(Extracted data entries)
--- Start ---
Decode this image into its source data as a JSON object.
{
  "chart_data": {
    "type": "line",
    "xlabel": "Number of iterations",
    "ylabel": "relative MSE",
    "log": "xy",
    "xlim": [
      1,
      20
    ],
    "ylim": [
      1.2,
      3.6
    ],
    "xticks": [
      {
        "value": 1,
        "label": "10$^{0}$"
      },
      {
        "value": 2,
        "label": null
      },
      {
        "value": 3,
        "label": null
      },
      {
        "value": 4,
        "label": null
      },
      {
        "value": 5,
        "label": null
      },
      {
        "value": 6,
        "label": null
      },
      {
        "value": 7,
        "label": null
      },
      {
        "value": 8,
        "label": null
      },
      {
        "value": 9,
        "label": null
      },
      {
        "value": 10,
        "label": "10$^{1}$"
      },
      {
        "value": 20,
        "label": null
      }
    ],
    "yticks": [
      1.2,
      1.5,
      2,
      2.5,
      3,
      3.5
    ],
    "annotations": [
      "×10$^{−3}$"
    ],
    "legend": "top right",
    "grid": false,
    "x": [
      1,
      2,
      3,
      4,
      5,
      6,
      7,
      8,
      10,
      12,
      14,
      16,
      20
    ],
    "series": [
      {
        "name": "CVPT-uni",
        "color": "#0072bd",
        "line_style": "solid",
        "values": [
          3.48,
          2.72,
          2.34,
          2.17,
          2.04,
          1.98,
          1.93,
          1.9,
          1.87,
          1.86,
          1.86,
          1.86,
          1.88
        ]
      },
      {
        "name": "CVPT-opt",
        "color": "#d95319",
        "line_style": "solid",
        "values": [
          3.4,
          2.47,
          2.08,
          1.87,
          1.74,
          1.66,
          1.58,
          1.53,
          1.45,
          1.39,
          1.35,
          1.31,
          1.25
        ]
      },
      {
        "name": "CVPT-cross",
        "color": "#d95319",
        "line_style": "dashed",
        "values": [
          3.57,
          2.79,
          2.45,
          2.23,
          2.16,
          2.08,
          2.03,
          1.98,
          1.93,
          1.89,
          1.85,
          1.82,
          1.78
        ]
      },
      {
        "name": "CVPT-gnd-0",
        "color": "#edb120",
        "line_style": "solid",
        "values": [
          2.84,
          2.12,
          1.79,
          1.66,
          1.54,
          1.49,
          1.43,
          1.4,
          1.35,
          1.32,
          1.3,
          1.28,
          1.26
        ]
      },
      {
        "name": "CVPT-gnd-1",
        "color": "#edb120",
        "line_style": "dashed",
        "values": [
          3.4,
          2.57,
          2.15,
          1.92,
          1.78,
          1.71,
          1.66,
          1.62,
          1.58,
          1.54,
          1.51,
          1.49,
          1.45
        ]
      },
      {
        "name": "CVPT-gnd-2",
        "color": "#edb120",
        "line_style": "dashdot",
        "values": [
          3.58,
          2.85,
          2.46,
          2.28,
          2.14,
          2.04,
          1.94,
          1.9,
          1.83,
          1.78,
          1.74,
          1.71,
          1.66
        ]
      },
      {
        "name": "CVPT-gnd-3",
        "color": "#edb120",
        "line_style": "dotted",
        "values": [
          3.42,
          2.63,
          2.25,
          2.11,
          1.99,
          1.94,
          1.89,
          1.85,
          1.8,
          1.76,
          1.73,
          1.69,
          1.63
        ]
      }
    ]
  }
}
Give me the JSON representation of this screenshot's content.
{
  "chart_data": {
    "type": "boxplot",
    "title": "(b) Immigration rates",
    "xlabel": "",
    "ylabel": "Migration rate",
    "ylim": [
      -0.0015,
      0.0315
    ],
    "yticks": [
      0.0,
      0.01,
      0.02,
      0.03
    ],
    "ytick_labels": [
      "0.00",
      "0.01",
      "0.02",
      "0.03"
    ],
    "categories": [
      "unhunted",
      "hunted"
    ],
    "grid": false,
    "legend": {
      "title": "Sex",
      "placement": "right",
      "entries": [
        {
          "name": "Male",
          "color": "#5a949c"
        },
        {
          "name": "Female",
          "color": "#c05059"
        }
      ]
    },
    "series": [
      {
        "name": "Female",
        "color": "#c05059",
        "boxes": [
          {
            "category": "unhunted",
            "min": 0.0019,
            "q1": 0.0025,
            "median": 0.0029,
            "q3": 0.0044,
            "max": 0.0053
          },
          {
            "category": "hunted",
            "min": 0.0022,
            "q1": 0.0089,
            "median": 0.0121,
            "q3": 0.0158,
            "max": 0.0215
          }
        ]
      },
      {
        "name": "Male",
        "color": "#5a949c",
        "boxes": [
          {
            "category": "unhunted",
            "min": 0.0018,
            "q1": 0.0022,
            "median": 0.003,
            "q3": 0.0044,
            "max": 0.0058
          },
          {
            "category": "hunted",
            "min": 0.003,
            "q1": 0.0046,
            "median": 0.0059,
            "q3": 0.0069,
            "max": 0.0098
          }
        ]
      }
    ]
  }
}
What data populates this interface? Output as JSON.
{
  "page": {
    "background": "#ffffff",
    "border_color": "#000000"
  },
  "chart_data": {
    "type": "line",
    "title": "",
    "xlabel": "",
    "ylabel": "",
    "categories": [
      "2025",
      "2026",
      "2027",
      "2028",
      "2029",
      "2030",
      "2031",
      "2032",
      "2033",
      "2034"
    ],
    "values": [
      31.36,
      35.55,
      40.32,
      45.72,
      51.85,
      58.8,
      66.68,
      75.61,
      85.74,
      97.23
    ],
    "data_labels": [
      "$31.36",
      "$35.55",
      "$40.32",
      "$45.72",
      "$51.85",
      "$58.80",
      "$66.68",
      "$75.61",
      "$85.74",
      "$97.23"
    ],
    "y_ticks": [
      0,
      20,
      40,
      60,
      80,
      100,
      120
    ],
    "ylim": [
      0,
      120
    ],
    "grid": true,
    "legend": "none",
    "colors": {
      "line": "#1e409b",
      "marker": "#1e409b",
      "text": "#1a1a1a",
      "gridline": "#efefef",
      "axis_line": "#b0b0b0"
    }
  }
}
--- End ---
▶ EXERCISE DESCRIPTION:
Gather and copy every line of the data in which the string "this" is found.

▶ THE SOLUTION:
Decode this image into its source data as a JSON object.
Give me the JSON representation of this screenshot's content.
What data populates this interface? Output as JSON.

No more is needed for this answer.